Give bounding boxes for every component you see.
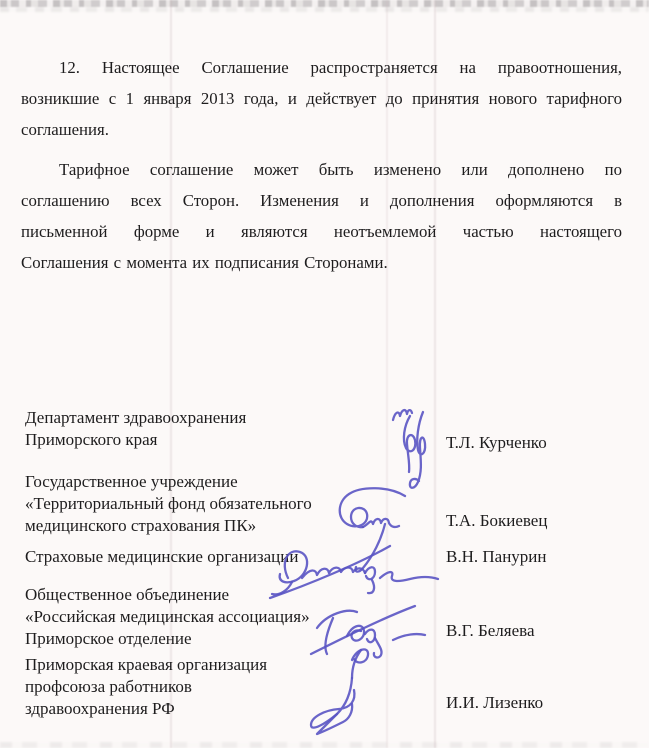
paragraph-line: соглашению всех Сторон. Изменения и допо… bbox=[21, 185, 622, 216]
scan-edge-artifact-top-faint bbox=[0, 7, 649, 12]
scan-edge-artifact-top bbox=[0, 0, 649, 7]
paragraph-line: соглашения. bbox=[21, 114, 622, 145]
scanned-document-page: 12. Настоящее Соглашение распространяетс… bbox=[0, 0, 649, 748]
signatory-organization-medical-association: Общественное объединение «Российская мед… bbox=[25, 584, 310, 650]
paragraph-line: 12. Настоящее Соглашение распространяетс… bbox=[21, 52, 622, 83]
signatory-name: Т.А. Бокиевец bbox=[446, 511, 547, 531]
signatory-name: В.Н. Панурин bbox=[446, 547, 546, 567]
signature-lizenko bbox=[305, 644, 411, 740]
signatory-organization-trade-union: Приморская краевая организация профсоюза… bbox=[25, 654, 267, 720]
signatory-name: Т.Л. Курченко bbox=[446, 433, 547, 453]
scan-edge-artifact-bottom bbox=[0, 742, 649, 748]
paragraph-line: возникшие с 1 января 2013 года, и действ… bbox=[21, 83, 622, 114]
signatory-name: В.Г. Беляева bbox=[446, 621, 535, 641]
signatory-name: И.И. Лизенко bbox=[446, 693, 543, 713]
paragraph-line: Соглашения с момента их подписания Сторо… bbox=[21, 247, 622, 278]
paragraph-line: письменной форме и являются неотъемлемой… bbox=[21, 216, 622, 247]
signatory-organization-insurance: Страховые медицинские организации bbox=[25, 546, 298, 568]
signatory-organization-tfoms: Государственное учреждение «Территориаль… bbox=[25, 471, 312, 537]
paragraph-clause-12: 12. Настоящее Соглашение распространяетс… bbox=[21, 52, 622, 145]
signatory-organization-health-department: Департамент здравоохранения Приморского … bbox=[25, 407, 246, 451]
paragraph-line: Тарифное соглашение может быть изменено … bbox=[21, 154, 622, 185]
signature-kurchenko bbox=[390, 406, 432, 494]
paragraph-amendments: Тарифное соглашение может быть изменено … bbox=[21, 154, 622, 278]
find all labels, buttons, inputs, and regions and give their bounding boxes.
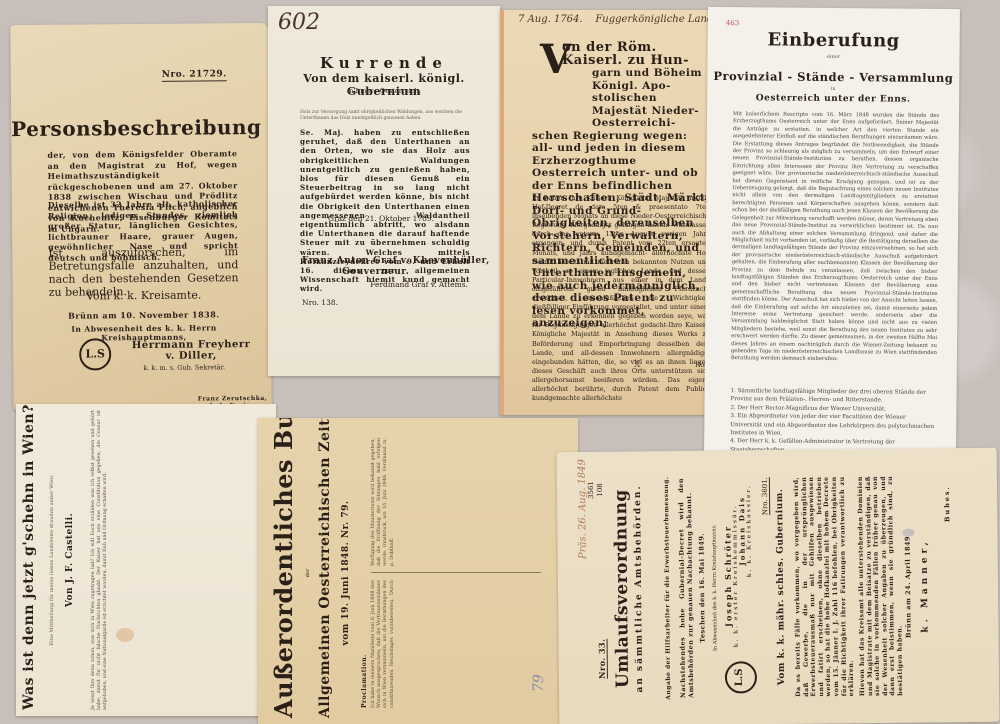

What needs to be done >>
Rewrite the lines as a numbered list, starting at the line that contains "paragraph-line: соглашению всех" and ending at the line that contains "paragraph-line: письменной форме". Include both of those lines and omit any blank lines.

Solved problem >>
1. paragraph-line: соглашению всех Сторон. Изменения и допо… bbox=[21, 185, 622, 216]
2. scan-edge-artifact-top-faint bbox=[0, 7, 649, 12]
3. scan-edge-artifact-top bbox=[0, 0, 649, 7]
4. paragraph-line: соглашения. bbox=[21, 114, 622, 145]
5. scanned-document-page: 12. Настоящее Соглашение распространяетс… bbox=[0, 0, 649, 748]
6. signatory-organization-medical-association: Общественное объединение «Российская мед… bbox=[25, 584, 310, 650]
7. paragraph-line: 12. Настоящее Соглашение распространяетс… bbox=[21, 52, 622, 83]
8. signatory-name: Т.А. Бокиевец bbox=[446, 511, 547, 531]
9. signatory-name: В.Н. Панурин bbox=[446, 547, 546, 567]
10. signature-lizenko bbox=[305, 644, 411, 740]
11. signatory-organization-trade-union: Приморская краевая организация профсоюза… bbox=[25, 654, 267, 720]
12. signatory-name: Т.Л. Курченко bbox=[446, 433, 547, 453]
13. scan-edge-artifact-bottom bbox=[0, 742, 649, 748]
14. paragraph-line: возникшие с 1 января 2013 года, и действ… bbox=[21, 83, 622, 114]
15. signatory-name: В.Г. Беляева bbox=[446, 621, 535, 641]
16. signatory-name: И.И. Лизенко bbox=[446, 693, 543, 713]
17. paragraph-line: Соглашения с момента их подписания Сторо… bbox=[21, 247, 622, 278]
18. paragraph-line: письменной форме и являются неотъемлемой… bbox=[21, 216, 622, 247]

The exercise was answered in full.